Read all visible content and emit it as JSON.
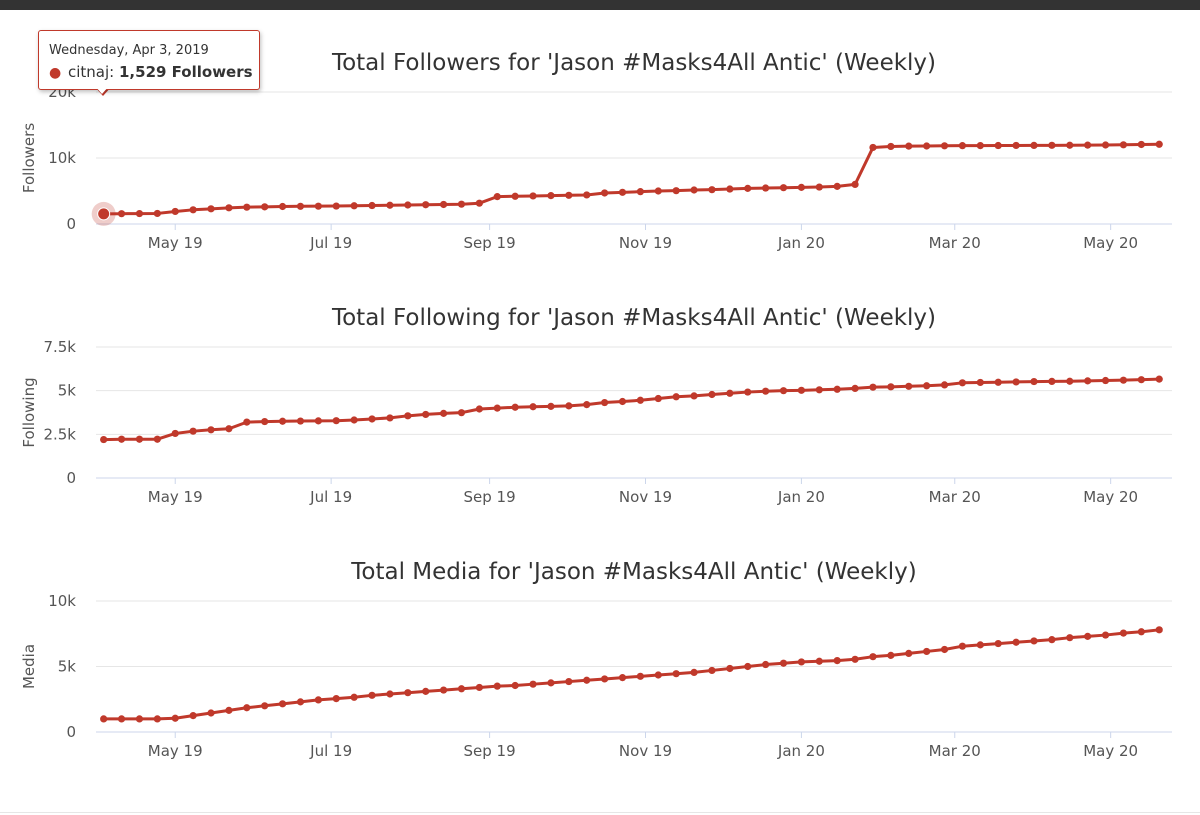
{
  "colors": {
    "series": "#c0392b",
    "grid": "#e6e6e6",
    "axis": "#ccd6eb",
    "text": "#333333"
  },
  "tooltip": {
    "date": "Wednesday, Apr 3, 2019",
    "series": "citnaj",
    "value": "1,529 Followers"
  },
  "chart_data": [
    {
      "type": "line",
      "title": "Total Followers for 'Jason #Masks4All Antic' (Weekly)",
      "xlabel": "",
      "ylabel": "Followers",
      "ylim": [
        0,
        20000
      ],
      "yticks": [
        0,
        10000,
        20000
      ],
      "ytick_labels": [
        "0",
        "10k",
        "20k"
      ],
      "xlim": [
        "2019-03-31",
        "2020-05-25"
      ],
      "xticks": [
        "2019-05-01",
        "2019-07-01",
        "2019-09-01",
        "2019-11-01",
        "2020-01-01",
        "2020-03-01",
        "2020-05-01"
      ],
      "xtick_labels": [
        "May 19",
        "Jul 19",
        "Sep 19",
        "Nov 19",
        "Jan 20",
        "Mar 20",
        "May 20"
      ],
      "grid": true,
      "highlight_index": 0,
      "series": [
        {
          "name": "citnaj",
          "x": [
            "2019-04-03",
            "2019-04-10",
            "2019-04-17",
            "2019-04-24",
            "2019-05-01",
            "2019-05-08",
            "2019-05-15",
            "2019-05-22",
            "2019-05-29",
            "2019-06-05",
            "2019-06-12",
            "2019-06-19",
            "2019-06-26",
            "2019-07-03",
            "2019-07-10",
            "2019-07-17",
            "2019-07-24",
            "2019-07-31",
            "2019-08-07",
            "2019-08-14",
            "2019-08-21",
            "2019-08-28",
            "2019-09-04",
            "2019-09-11",
            "2019-09-18",
            "2019-09-25",
            "2019-10-02",
            "2019-10-09",
            "2019-10-16",
            "2019-10-23",
            "2019-10-30",
            "2019-11-06",
            "2019-11-13",
            "2019-11-20",
            "2019-11-27",
            "2019-12-04",
            "2019-12-11",
            "2019-12-18",
            "2019-12-25",
            "2020-01-01",
            "2020-01-08",
            "2020-01-15",
            "2020-01-22",
            "2020-01-29",
            "2020-02-05",
            "2020-02-12",
            "2020-02-19",
            "2020-02-26",
            "2020-03-04",
            "2020-03-11",
            "2020-03-18",
            "2020-03-25",
            "2020-04-01",
            "2020-04-08",
            "2020-04-15",
            "2020-04-22",
            "2020-04-29",
            "2020-05-06",
            "2020-05-13",
            "2020-05-20"
          ],
          "values": [
            1529,
            1560,
            1580,
            1600,
            1900,
            2150,
            2300,
            2450,
            2550,
            2600,
            2650,
            2680,
            2700,
            2720,
            2760,
            2800,
            2840,
            2880,
            2920,
            2960,
            3000,
            3150,
            4150,
            4200,
            4250,
            4300,
            4350,
            4400,
            4700,
            4800,
            4900,
            5000,
            5050,
            5150,
            5200,
            5300,
            5400,
            5450,
            5500,
            5550,
            5600,
            5700,
            6000,
            11600,
            11750,
            11800,
            11820,
            11850,
            11870,
            11880,
            11890,
            11900,
            11910,
            11920,
            11930,
            11950,
            11970,
            12000,
            12050,
            12080
          ]
        }
      ]
    },
    {
      "type": "line",
      "title": "Total Following for 'Jason #Masks4All Antic' (Weekly)",
      "xlabel": "",
      "ylabel": "Following",
      "ylim": [
        0,
        7500
      ],
      "yticks": [
        0,
        2500,
        5000,
        7500
      ],
      "ytick_labels": [
        "0",
        "2.5k",
        "5k",
        "7.5k"
      ],
      "xlim": [
        "2019-03-31",
        "2020-05-25"
      ],
      "xticks": [
        "2019-05-01",
        "2019-07-01",
        "2019-09-01",
        "2019-11-01",
        "2020-01-01",
        "2020-03-01",
        "2020-05-01"
      ],
      "xtick_labels": [
        "May 19",
        "Jul 19",
        "Sep 19",
        "Nov 19",
        "Jan 20",
        "Mar 20",
        "May 20"
      ],
      "grid": true,
      "series": [
        {
          "name": "citnaj",
          "x": [
            "2019-04-03",
            "2019-04-10",
            "2019-04-17",
            "2019-04-24",
            "2019-05-01",
            "2019-05-08",
            "2019-05-15",
            "2019-05-22",
            "2019-05-29",
            "2019-06-05",
            "2019-06-12",
            "2019-06-19",
            "2019-06-26",
            "2019-07-03",
            "2019-07-10",
            "2019-07-17",
            "2019-07-24",
            "2019-07-31",
            "2019-08-07",
            "2019-08-14",
            "2019-08-21",
            "2019-08-28",
            "2019-09-04",
            "2019-09-11",
            "2019-09-18",
            "2019-09-25",
            "2019-10-02",
            "2019-10-09",
            "2019-10-16",
            "2019-10-23",
            "2019-10-30",
            "2019-11-06",
            "2019-11-13",
            "2019-11-20",
            "2019-11-27",
            "2019-12-04",
            "2019-12-11",
            "2019-12-18",
            "2019-12-25",
            "2020-01-01",
            "2020-01-08",
            "2020-01-15",
            "2020-01-22",
            "2020-01-29",
            "2020-02-05",
            "2020-02-12",
            "2020-02-19",
            "2020-02-26",
            "2020-03-04",
            "2020-03-11",
            "2020-03-18",
            "2020-03-25",
            "2020-04-01",
            "2020-04-08",
            "2020-04-15",
            "2020-04-22",
            "2020-04-29",
            "2020-05-06",
            "2020-05-13",
            "2020-05-20"
          ],
          "values": [
            2200,
            2220,
            2220,
            2220,
            2550,
            2680,
            2760,
            2820,
            3200,
            3230,
            3250,
            3260,
            3270,
            3280,
            3320,
            3380,
            3440,
            3560,
            3640,
            3700,
            3740,
            3950,
            4000,
            4050,
            4080,
            4100,
            4130,
            4200,
            4320,
            4380,
            4450,
            4550,
            4650,
            4700,
            4780,
            4850,
            4920,
            4970,
            5000,
            5020,
            5050,
            5080,
            5130,
            5200,
            5220,
            5250,
            5280,
            5330,
            5450,
            5470,
            5480,
            5500,
            5520,
            5530,
            5540,
            5560,
            5580,
            5600,
            5630,
            5660
          ]
        }
      ]
    },
    {
      "type": "line",
      "title": "Total Media for 'Jason #Masks4All Antic' (Weekly)",
      "xlabel": "",
      "ylabel": "Media",
      "ylim": [
        0,
        10000
      ],
      "yticks": [
        0,
        5000,
        10000
      ],
      "ytick_labels": [
        "0",
        "5k",
        "10k"
      ],
      "xlim": [
        "2019-03-31",
        "2020-05-25"
      ],
      "xticks": [
        "2019-05-01",
        "2019-07-01",
        "2019-09-01",
        "2019-11-01",
        "2020-01-01",
        "2020-03-01",
        "2020-05-01"
      ],
      "xtick_labels": [
        "May 19",
        "Jul 19",
        "Sep 19",
        "Nov 19",
        "Jan 20",
        "Mar 20",
        "May 20"
      ],
      "grid": true,
      "series": [
        {
          "name": "citnaj",
          "x": [
            "2019-04-03",
            "2019-04-10",
            "2019-04-17",
            "2019-04-24",
            "2019-05-01",
            "2019-05-08",
            "2019-05-15",
            "2019-05-22",
            "2019-05-29",
            "2019-06-05",
            "2019-06-12",
            "2019-06-19",
            "2019-06-26",
            "2019-07-03",
            "2019-07-10",
            "2019-07-17",
            "2019-07-24",
            "2019-07-31",
            "2019-08-07",
            "2019-08-14",
            "2019-08-21",
            "2019-08-28",
            "2019-09-04",
            "2019-09-11",
            "2019-09-18",
            "2019-09-25",
            "2019-10-02",
            "2019-10-09",
            "2019-10-16",
            "2019-10-23",
            "2019-10-30",
            "2019-11-06",
            "2019-11-13",
            "2019-11-20",
            "2019-11-27",
            "2019-12-04",
            "2019-12-11",
            "2019-12-18",
            "2019-12-25",
            "2020-01-01",
            "2020-01-08",
            "2020-01-15",
            "2020-01-22",
            "2020-01-29",
            "2020-02-05",
            "2020-02-12",
            "2020-02-19",
            "2020-02-26",
            "2020-03-04",
            "2020-03-11",
            "2020-03-18",
            "2020-03-25",
            "2020-04-01",
            "2020-04-08",
            "2020-04-15",
            "2020-04-22",
            "2020-04-29",
            "2020-05-06",
            "2020-05-13",
            "2020-05-20"
          ],
          "values": [
            1000,
            1000,
            1000,
            1000,
            1050,
            1250,
            1450,
            1650,
            1850,
            2000,
            2150,
            2300,
            2450,
            2550,
            2650,
            2800,
            2900,
            3000,
            3100,
            3200,
            3300,
            3400,
            3500,
            3550,
            3650,
            3750,
            3850,
            3950,
            4050,
            4150,
            4250,
            4350,
            4450,
            4550,
            4700,
            4850,
            5000,
            5150,
            5250,
            5350,
            5400,
            5450,
            5550,
            5750,
            5850,
            6000,
            6150,
            6300,
            6550,
            6650,
            6750,
            6850,
            6950,
            7050,
            7200,
            7300,
            7400,
            7550,
            7650,
            7800
          ]
        }
      ]
    }
  ]
}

- **Problem details**
Filter the records above and return every line that holds the word "title".

- **Output of the task**
      "title": "Total Followers for 'Jason #Masks4All Antic' (Weekly)",
      "title": "Total Following for 'Jason #Masks4All Antic' (Weekly)",
      "title": "Total Media for 'Jason #Masks4All Antic' (Weekly)",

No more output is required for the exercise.